Stored records:
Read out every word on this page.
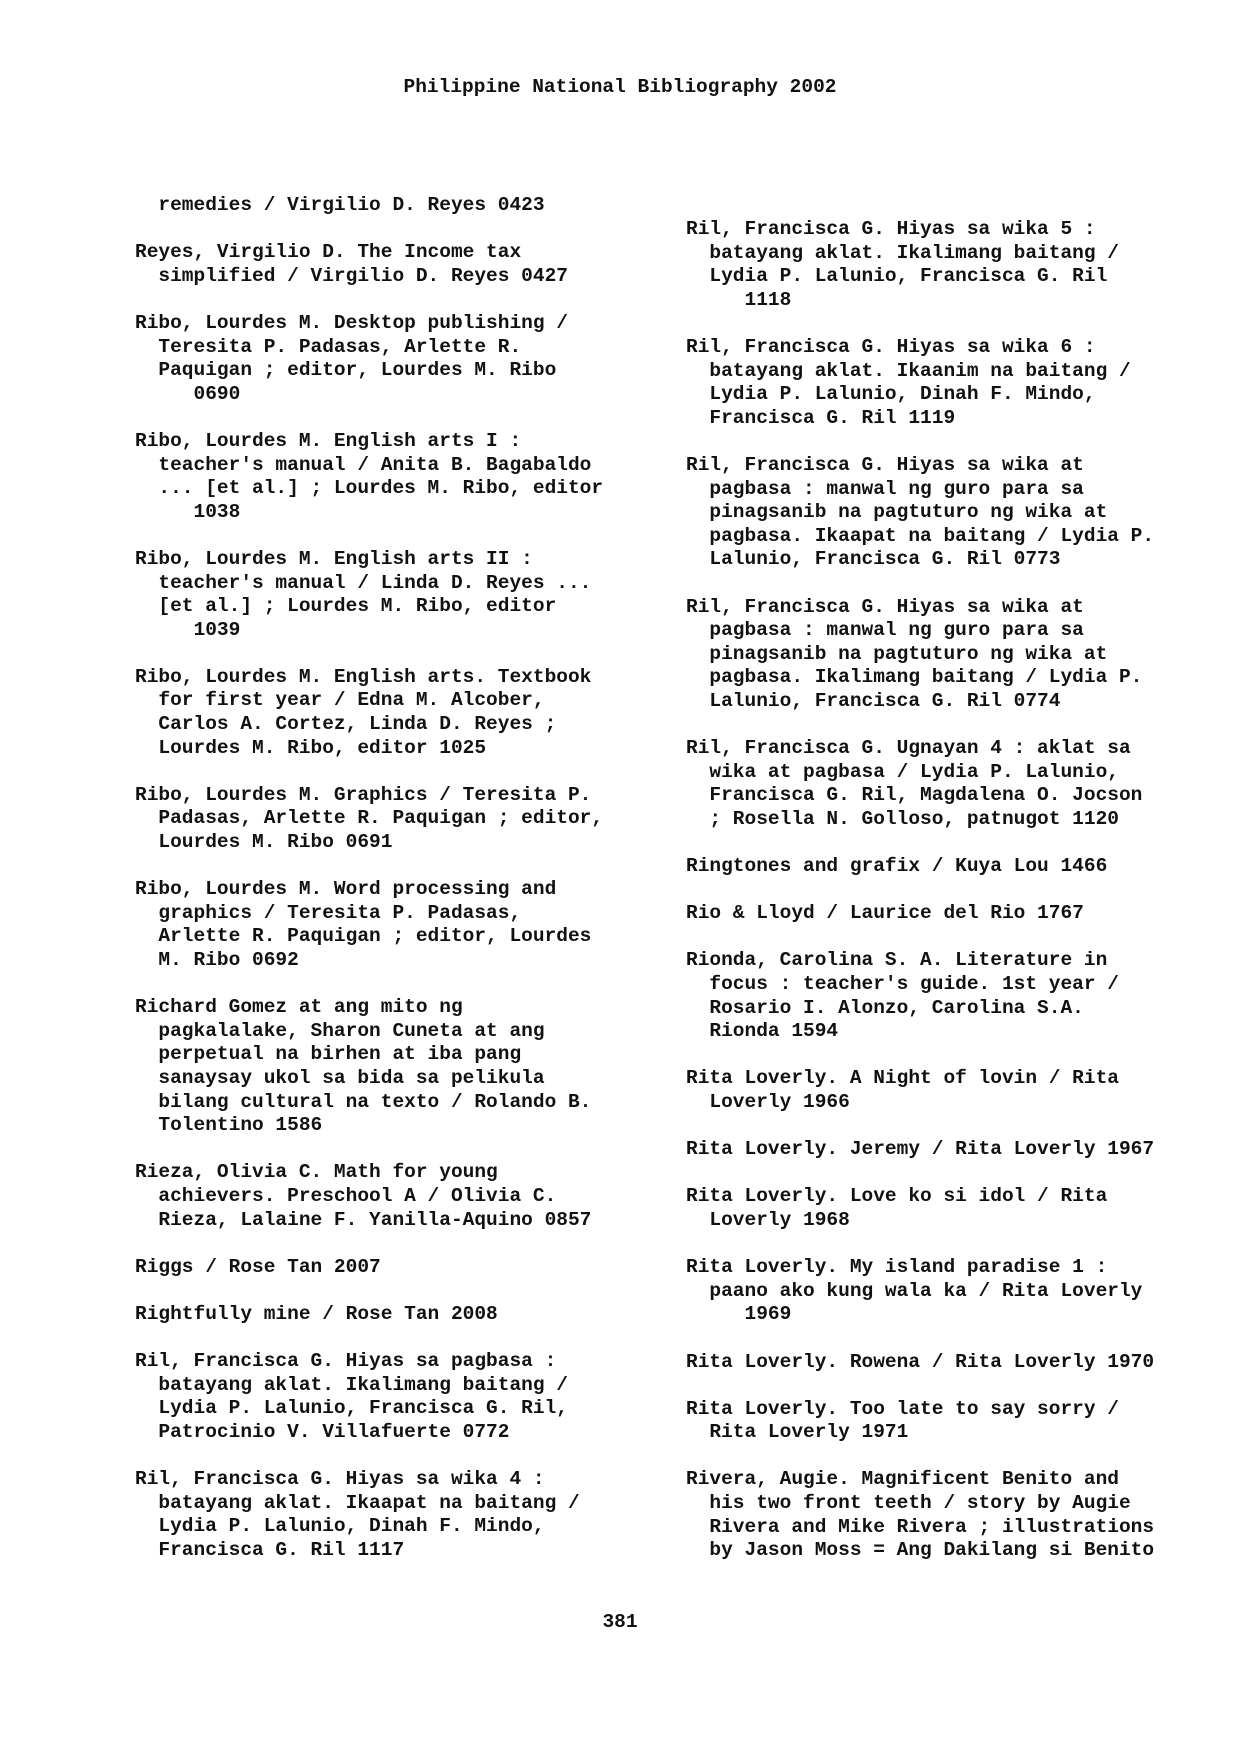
Philippine National Bibliography 2002
remedies / Virgilio D. Reyes 0423
Reyes, Virgilio D. The Income tax
simplified / Virgilio D. Reyes 0427
Ribo, Lourdes M. Desktop publishing /
Teresita P. Padasas, Arlette R.
Paquigan ; editor, Lourdes M. Ribo
0690
Ribo, Lourdes M. English arts I :
teacher's manual / Anita B. Bagabaldo
... [et al.] ; Lourdes M. Ribo, editor
1038
Ribo, Lourdes M. English arts II :
teacher's manual / Linda D. Reyes ...
[et al.] ; Lourdes M. Ribo, editor
1039
Ribo, Lourdes M. English arts. Textbook
for first year / Edna M. Alcober,
Carlos A. Cortez, Linda D. Reyes ;
Lourdes M. Ribo, editor 1025
Ribo, Lourdes M. Graphics / Teresita P.
Padasas, Arlette R. Paquigan ; editor,
Lourdes M. Ribo 0691
Ribo, Lourdes M. Word processing and
graphics / Teresita P. Padasas,
Arlette R. Paquigan ; editor, Lourdes
M. Ribo 0692
Richard Gomez at ang mito ng
pagkalalake, Sharon Cuneta at ang
perpetual na birhen at iba pang
sanaysay ukol sa bida sa pelikula
bilang cultural na texto / Rolando B.
Tolentino 1586
Rieza, Olivia C. Math for young
achievers. Preschool A / Olivia C.
Rieza, Lalaine F. Yanilla-Aquino 0857
Riggs / Rose Tan 2007
Rightfully mine / Rose Tan 2008
Ril, Francisca G. Hiyas sa pagbasa :
batayang aklat. Ikalimang baitang /
Lydia P. Lalunio, Francisca G. Ril,
Patrocinio V. Villafuerte 0772
Ril, Francisca G. Hiyas sa wika 4 :
batayang aklat. Ikaapat na baitang /
Lydia P. Lalunio, Dinah F. Mindo,
Francisca G. Ril 1117
Ril, Francisca G. Hiyas sa wika 5 :
batayang aklat. Ikalimang baitang /
Lydia P. Lalunio, Francisca G. Ril
1118
Ril, Francisca G. Hiyas sa wika 6 :
batayang aklat. Ikaanim na baitang /
Lydia P. Lalunio, Dinah F. Mindo,
Francisca G. Ril 1119
Ril, Francisca G. Hiyas sa wika at
pagbasa : manwal ng guro para sa
pinagsanib na pagtuturo ng wika at
pagbasa. Ikaapat na baitang / Lydia P.
Lalunio, Francisca G. Ril 0773
Ril, Francisca G. Hiyas sa wika at
pagbasa : manwal ng guro para sa
pinagsanib na pagtuturo ng wika at
pagbasa. Ikalimang baitang / Lydia P.
Lalunio, Francisca G. Ril 0774
Ril, Francisca G. Ugnayan 4 : aklat sa
wika at pagbasa / Lydia P. Lalunio,
Francisca G. Ril, Magdalena O. Jocson
; Rosella N. Golloso, patnugot 1120
Ringtones and grafix / Kuya Lou 1466
Rio & Lloyd / Laurice del Rio 1767
Rionda, Carolina S. A. Literature in
focus : teacher's guide. 1st year /
Rosario I. Alonzo, Carolina S.A.
Rionda 1594
Rita Loverly. A Night of lovin / Rita
Loverly 1966
Rita Loverly. Jeremy / Rita Loverly 1967
Rita Loverly. Love ko si idol / Rita
Loverly 1968
Rita Loverly. My island paradise 1 :
paano ako kung wala ka / Rita Loverly
1969
Rita Loverly. Rowena / Rita Loverly 1970
Rita Loverly. Too late to say sorry /
Rita Loverly 1971
Rivera, Augie. Magnificent Benito and
his two front teeth / story by Augie
Rivera and Mike Rivera ; illustrations
by Jason Moss = Ang Dakilang si Benito
381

__REQUIRED WORK__
Copy all lines from the entries that contain the word "Virgilio".

__RESULT OF THE EXERCISE__
remedies / Virgilio D. Reyes 0423
Reyes, Virgilio D. The Income tax
simplified / Virgilio D. Reyes 0427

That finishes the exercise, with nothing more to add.